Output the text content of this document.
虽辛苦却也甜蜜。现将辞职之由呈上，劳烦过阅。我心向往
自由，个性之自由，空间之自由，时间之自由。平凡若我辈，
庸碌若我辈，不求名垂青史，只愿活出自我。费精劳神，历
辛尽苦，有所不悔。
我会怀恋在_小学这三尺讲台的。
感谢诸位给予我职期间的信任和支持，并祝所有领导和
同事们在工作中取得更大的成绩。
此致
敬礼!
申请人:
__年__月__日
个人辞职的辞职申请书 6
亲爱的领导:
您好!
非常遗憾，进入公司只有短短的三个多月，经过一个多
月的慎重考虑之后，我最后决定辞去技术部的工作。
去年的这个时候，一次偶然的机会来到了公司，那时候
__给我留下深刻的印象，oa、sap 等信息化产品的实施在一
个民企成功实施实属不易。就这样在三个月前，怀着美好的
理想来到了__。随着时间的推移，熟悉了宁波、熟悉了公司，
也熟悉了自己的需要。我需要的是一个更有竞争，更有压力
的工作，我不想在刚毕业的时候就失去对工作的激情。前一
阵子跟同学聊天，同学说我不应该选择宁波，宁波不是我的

...

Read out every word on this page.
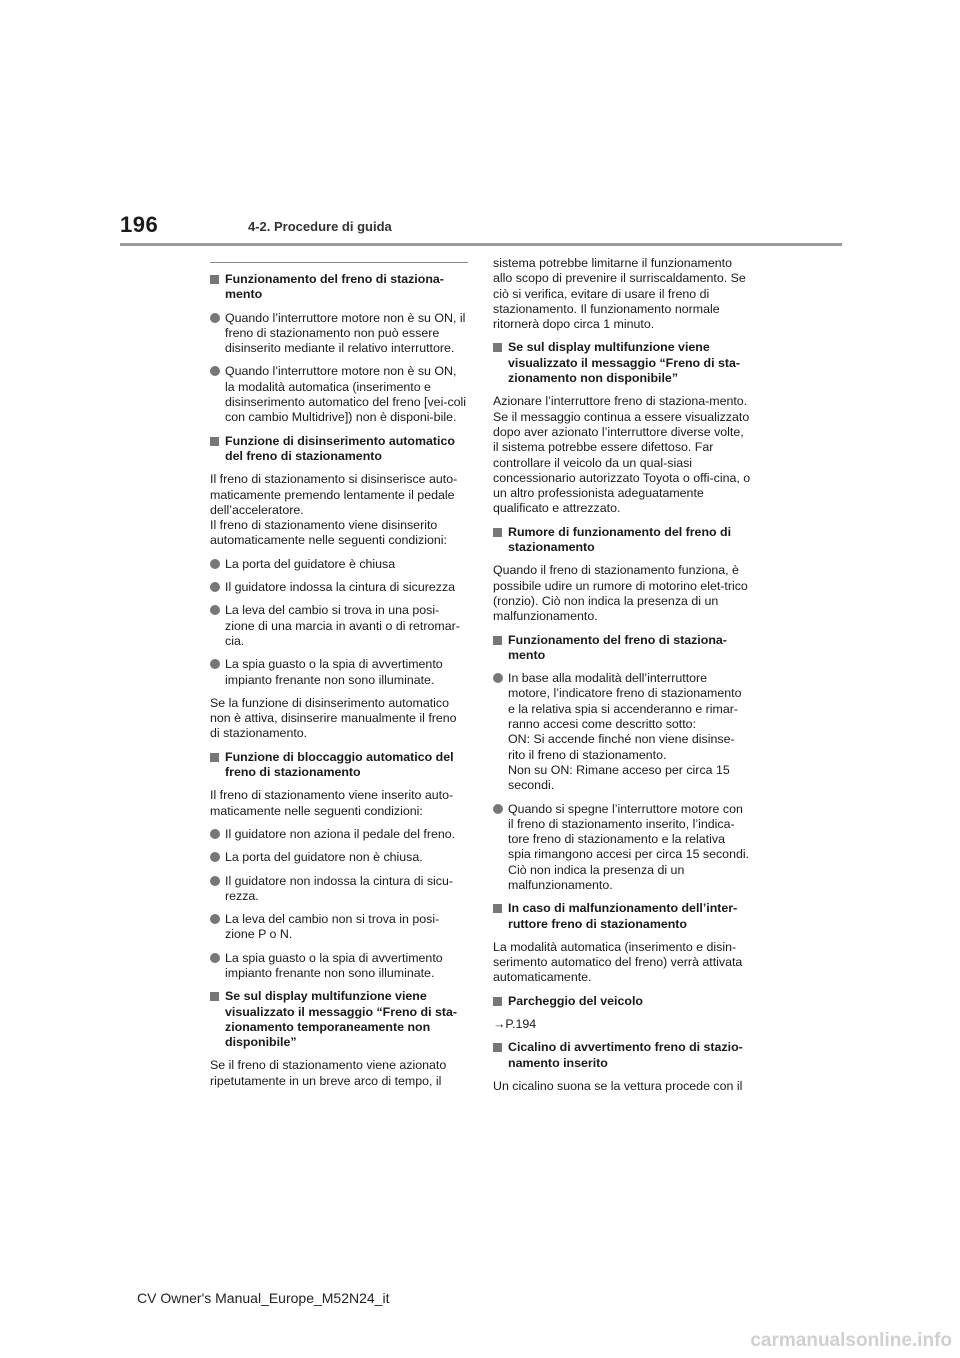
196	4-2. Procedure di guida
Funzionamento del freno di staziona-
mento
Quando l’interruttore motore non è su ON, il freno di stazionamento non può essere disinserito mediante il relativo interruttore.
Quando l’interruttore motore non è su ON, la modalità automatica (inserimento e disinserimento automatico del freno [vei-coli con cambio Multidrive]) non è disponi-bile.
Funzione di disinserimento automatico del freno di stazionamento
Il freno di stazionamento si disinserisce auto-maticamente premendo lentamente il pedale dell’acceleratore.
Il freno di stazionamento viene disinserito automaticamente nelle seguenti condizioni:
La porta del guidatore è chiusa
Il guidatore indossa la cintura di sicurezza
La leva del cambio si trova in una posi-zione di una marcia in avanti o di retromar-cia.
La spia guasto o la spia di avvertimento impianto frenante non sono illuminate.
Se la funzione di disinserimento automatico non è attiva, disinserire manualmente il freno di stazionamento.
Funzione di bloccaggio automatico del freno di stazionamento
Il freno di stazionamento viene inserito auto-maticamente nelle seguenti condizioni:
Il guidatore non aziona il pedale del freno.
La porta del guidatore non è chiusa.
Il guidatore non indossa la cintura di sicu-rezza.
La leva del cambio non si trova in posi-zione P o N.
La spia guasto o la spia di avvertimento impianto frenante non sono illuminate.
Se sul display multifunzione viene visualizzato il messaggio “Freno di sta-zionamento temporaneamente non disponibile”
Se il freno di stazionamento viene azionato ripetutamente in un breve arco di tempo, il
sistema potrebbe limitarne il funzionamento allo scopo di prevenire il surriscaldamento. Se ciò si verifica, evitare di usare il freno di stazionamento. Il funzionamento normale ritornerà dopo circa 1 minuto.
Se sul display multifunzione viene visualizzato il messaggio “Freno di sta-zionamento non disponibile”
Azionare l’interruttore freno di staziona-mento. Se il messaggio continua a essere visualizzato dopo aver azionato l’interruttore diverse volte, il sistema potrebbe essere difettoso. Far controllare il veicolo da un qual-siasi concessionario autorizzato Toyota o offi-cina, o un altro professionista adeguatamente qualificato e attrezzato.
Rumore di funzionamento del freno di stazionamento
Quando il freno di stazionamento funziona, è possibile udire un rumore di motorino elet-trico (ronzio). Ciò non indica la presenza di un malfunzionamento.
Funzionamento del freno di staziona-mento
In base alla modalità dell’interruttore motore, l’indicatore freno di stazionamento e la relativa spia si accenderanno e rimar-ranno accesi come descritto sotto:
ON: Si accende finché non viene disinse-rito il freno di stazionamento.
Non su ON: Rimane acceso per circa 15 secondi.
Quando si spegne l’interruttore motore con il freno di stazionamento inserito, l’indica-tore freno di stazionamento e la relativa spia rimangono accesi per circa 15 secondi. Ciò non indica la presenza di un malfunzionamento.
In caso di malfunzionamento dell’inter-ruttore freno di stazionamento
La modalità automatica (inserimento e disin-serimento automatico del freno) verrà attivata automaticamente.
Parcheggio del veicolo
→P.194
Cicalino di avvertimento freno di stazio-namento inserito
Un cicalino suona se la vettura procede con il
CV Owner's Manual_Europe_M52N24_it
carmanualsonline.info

* * *

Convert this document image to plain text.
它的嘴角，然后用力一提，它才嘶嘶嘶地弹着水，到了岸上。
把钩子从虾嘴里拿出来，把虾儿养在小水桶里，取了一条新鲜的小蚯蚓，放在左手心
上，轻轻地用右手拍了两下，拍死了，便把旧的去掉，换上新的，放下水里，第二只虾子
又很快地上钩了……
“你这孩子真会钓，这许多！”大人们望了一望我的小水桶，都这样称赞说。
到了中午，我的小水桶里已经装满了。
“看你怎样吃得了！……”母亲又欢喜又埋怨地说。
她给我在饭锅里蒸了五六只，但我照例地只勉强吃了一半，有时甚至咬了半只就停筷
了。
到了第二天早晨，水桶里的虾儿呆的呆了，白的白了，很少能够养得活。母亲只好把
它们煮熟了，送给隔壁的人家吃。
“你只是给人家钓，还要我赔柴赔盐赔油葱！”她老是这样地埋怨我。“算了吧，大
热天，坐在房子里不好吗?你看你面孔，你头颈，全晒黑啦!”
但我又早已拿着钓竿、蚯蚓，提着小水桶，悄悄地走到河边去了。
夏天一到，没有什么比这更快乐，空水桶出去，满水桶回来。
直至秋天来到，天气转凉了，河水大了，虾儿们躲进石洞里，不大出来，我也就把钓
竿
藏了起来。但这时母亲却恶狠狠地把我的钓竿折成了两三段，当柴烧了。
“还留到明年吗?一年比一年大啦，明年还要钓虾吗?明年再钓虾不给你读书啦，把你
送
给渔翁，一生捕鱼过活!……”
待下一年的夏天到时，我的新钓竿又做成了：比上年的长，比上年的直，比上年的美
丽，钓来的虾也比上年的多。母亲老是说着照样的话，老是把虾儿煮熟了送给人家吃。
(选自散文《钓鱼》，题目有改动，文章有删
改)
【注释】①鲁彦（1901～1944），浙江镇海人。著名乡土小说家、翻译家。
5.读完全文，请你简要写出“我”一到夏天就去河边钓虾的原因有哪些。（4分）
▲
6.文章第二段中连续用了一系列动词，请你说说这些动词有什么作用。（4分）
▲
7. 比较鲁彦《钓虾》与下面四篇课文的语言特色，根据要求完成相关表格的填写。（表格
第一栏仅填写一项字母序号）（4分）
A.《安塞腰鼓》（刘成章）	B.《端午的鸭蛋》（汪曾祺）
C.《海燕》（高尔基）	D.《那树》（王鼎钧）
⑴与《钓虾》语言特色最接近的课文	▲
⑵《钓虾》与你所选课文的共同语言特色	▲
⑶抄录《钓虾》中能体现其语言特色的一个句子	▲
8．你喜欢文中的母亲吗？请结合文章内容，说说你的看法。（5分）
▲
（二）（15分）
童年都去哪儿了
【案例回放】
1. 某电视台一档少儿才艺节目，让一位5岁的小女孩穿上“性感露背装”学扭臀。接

* EXERCISE REQUIREMENTS *
Read the entries above, then pull out the lines that include "cambio".

* SOLUTION *
Quando l’interruttore motore non è su ON, la modalità automatica (inserimento e disinserimento automatico del freno [vei-coli con cambio Multidrive]) non è disponi-bile.
La leva del cambio si trova in una posi-zione di una marcia in avanti o di retromar-cia.
La leva del cambio non si trova in posi-zione P o N.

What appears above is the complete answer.